Find the lines containing the word "autres" and copy every one of them.

Records from a data collection:
## start
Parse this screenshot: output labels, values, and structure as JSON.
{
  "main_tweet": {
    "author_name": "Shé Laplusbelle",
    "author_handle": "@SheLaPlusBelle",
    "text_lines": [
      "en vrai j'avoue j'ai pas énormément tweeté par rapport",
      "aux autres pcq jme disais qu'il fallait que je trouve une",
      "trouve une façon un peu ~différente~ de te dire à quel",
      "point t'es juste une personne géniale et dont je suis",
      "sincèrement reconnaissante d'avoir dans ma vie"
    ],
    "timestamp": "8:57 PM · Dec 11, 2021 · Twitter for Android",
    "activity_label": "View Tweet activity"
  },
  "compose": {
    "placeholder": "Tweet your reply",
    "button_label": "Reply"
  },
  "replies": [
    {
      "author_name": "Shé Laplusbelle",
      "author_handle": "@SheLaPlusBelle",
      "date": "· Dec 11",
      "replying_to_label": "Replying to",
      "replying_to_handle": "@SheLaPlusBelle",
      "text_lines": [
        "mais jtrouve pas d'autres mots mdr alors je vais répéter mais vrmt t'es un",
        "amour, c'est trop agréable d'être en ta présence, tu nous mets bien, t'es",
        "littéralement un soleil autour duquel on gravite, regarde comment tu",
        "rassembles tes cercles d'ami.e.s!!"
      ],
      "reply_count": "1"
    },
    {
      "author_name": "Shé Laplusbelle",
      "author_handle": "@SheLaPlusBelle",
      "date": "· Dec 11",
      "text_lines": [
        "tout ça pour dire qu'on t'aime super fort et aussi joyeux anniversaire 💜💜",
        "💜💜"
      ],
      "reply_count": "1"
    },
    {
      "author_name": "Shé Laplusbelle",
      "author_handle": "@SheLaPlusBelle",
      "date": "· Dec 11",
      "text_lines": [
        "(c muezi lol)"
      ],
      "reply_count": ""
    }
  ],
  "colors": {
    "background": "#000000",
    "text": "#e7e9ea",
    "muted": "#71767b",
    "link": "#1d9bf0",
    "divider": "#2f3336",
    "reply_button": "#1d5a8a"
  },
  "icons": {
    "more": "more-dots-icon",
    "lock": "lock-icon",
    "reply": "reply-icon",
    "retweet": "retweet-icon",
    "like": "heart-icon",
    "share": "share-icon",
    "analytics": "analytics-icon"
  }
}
## end
> **ANSWER FOR THE TASK**:
      "aux autres pcq jme disais qu'il fallait que je trouve une",
        "mais jtrouve pas d'autres mots mdr alors je vais répéter mais vrmt t'es un",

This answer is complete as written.